PROBLEM DESCRIPTION: Locate and copy all lines bearing the word "content".

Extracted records
━━━━━━━━━━━━━━━━

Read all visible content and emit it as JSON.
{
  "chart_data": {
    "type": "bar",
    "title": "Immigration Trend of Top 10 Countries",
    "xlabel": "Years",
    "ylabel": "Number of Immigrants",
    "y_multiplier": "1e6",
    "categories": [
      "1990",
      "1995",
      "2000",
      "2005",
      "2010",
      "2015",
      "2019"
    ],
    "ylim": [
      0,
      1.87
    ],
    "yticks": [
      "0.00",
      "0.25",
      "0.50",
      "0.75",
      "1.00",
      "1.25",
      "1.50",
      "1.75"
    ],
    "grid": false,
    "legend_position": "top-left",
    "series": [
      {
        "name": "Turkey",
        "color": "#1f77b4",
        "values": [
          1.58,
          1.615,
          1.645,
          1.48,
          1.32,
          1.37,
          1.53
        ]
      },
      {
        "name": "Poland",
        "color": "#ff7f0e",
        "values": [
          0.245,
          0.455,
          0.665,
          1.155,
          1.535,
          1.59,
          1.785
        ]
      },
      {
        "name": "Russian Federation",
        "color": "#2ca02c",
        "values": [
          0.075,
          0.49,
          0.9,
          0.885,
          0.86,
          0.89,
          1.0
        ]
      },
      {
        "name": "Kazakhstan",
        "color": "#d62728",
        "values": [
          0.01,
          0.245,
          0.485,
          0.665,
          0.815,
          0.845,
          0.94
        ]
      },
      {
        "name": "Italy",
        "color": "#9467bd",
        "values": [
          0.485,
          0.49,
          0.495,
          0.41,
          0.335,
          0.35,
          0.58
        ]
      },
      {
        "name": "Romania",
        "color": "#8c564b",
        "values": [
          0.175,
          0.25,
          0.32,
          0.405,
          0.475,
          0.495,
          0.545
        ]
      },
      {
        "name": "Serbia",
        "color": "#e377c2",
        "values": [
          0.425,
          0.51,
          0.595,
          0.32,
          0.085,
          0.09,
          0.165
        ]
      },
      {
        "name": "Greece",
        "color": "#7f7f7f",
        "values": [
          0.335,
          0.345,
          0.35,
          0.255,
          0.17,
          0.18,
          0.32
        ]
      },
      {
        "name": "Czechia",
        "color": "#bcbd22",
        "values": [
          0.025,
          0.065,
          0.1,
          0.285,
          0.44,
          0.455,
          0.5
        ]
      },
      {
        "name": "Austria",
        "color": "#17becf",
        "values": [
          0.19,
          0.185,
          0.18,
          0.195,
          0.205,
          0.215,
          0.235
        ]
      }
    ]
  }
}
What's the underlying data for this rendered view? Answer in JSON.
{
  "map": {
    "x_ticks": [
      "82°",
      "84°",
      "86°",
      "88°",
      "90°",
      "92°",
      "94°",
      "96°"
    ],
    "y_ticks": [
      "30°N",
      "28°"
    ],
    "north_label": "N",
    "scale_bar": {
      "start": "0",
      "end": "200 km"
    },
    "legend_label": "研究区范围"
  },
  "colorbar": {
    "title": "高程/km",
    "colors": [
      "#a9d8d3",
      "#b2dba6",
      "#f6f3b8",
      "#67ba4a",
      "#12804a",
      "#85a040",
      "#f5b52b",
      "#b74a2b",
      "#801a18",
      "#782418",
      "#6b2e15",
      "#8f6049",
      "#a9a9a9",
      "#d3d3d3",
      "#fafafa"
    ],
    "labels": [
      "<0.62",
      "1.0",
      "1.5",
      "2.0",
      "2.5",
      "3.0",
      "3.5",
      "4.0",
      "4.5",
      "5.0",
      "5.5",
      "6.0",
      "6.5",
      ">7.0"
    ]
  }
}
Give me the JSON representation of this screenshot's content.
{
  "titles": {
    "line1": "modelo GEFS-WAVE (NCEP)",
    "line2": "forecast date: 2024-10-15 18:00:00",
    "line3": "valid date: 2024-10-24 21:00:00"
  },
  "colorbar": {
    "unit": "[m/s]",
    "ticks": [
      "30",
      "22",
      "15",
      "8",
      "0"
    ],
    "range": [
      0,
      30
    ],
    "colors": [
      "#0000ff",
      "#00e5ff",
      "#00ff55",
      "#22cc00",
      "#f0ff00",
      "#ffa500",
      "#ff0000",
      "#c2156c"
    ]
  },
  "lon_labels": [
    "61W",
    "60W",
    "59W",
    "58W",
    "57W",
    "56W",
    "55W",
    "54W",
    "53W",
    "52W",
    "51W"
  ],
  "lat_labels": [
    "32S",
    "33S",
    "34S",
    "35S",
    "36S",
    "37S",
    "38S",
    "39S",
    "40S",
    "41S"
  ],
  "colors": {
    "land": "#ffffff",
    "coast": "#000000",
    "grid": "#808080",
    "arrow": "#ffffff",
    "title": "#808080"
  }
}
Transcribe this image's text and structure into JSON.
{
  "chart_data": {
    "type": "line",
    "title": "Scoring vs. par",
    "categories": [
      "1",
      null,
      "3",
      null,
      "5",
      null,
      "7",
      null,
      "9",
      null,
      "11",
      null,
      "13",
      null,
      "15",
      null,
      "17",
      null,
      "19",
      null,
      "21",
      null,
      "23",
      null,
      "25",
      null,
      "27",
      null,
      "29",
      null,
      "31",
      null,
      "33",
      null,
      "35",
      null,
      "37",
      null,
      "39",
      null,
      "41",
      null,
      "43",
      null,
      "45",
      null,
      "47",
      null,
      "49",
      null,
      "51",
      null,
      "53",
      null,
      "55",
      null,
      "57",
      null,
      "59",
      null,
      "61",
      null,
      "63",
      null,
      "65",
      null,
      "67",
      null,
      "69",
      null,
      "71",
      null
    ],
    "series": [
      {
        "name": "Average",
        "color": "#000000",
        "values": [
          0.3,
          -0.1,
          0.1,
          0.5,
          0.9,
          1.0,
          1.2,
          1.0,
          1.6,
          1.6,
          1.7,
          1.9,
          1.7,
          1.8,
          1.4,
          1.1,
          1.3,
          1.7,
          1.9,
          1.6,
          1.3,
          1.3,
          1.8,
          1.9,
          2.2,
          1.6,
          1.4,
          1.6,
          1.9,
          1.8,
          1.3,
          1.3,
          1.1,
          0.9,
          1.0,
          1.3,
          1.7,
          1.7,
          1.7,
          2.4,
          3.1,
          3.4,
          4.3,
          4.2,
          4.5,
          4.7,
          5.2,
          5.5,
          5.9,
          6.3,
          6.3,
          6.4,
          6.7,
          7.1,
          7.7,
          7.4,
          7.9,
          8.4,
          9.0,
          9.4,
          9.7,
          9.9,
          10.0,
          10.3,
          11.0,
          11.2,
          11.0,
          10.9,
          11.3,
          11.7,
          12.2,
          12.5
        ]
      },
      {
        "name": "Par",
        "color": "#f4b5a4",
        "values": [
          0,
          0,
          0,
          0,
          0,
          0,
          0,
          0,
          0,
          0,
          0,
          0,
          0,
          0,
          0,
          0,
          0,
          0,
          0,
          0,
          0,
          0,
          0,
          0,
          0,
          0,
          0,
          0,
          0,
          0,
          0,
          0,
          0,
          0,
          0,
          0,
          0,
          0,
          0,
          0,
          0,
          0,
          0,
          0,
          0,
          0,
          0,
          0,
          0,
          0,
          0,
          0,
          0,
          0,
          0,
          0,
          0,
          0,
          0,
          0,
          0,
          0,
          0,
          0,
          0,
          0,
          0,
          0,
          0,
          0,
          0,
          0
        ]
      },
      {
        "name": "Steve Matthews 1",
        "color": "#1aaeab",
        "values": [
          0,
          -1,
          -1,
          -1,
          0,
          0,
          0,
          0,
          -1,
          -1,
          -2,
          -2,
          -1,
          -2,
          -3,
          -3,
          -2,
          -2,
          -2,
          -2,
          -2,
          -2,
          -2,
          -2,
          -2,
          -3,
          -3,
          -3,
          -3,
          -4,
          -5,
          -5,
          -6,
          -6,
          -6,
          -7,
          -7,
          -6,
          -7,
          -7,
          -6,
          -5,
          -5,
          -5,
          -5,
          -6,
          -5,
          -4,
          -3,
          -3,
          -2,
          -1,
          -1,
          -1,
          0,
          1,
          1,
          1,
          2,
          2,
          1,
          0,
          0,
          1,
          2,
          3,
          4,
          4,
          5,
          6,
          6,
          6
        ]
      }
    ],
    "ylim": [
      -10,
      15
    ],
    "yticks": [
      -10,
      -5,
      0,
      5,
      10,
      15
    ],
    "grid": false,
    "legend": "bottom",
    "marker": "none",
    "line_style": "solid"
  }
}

━━━━━━━━━━━━━━━━

REPLY TO THE TASK:
Read all visible content and emit it as JSON.
Give me the JSON representation of this screenshot's content.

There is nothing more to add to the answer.